Data listing:
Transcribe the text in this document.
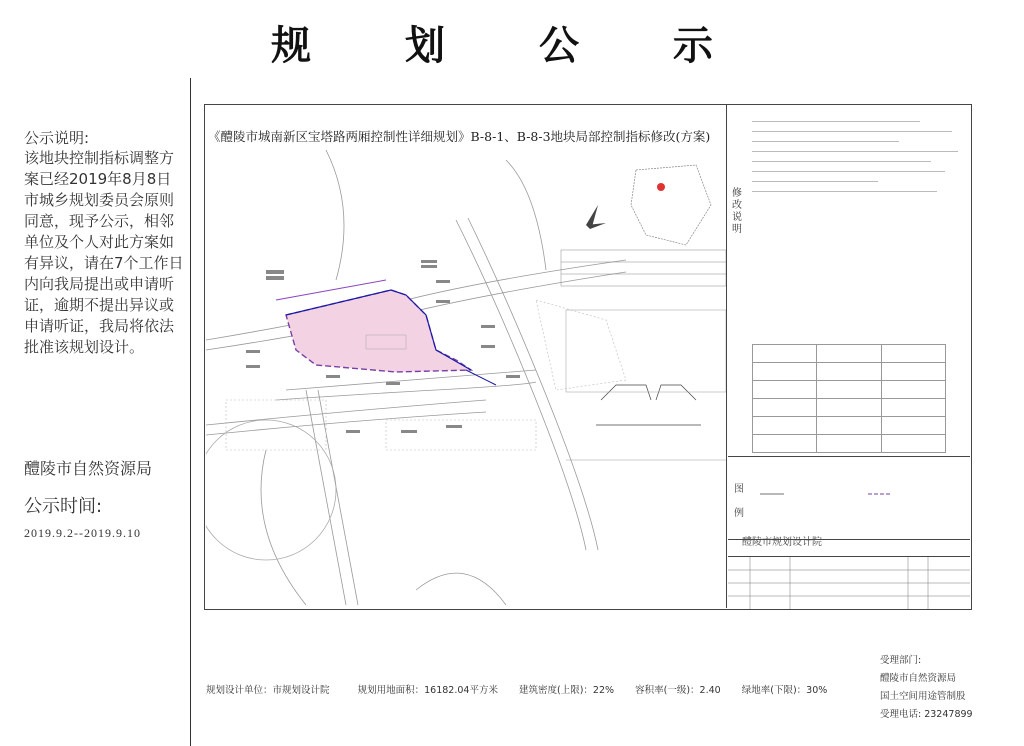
规 划 公 示
公示说明:
该地块控制指标调整方案已经2019年8月8日市城乡规划委员会原则同意，现予公示，相邻单位及个人对此方案如有异议，请在7个工作日内向我局提出或申请听证，逾期不提出异议或申请听证，我局将依法批准该规划设计。
醴陵市自然资源局
公示时间:
2019.9.2--2019.9.10
《醴陵市城南新区宝塔路两厢控制性详细规划》B-8-1、B-8-3地块局部控制指标修改(方案)
修改说明

图例
醴陵市规划设计院
规划设计单位：市规划设计院	规划用地面积：16182.04平方米 建筑密度(上限)：22% 容积率(一级)：2.40 绿地率(下限)：30%
受理部门:
醴陵市自然资源局
国土空间用途管制股
受理电话: 23247899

▶ WHAT TO WORK ON
Transcribe the listing in full and omit the pictures.

▶ SOLUTION FOR THIS TASK
Transcribe the text in this document.
规 划 公 示
公示说明:
该地块控制指标调整方案已经2019年8月8日市城乡规划委员会原则同意，现予公示，相邻单位及个人对此方案如有异议，请在7个工作日内向我局提出或申请听证，逾期不提出异议或申请听证，我局将依法批准该规划设计。
醴陵市自然资源局
公示时间:
2019.9.2--2019.9.10
《醴陵市城南新区宝塔路两厢控制性详细规划》B-8-1、B-8-3地块局部控制指标修改(方案)
修改说明

图例
醴陵市规划设计院
规划设计单位：市规划设计院	规划用地面积：16182.04平方米 建筑密度(上限)：22% 容积率(一级)：2.40 绿地率(下限)：30%
受理部门:
醴陵市自然资源局
国土空间用途管制股
受理电话: 23247899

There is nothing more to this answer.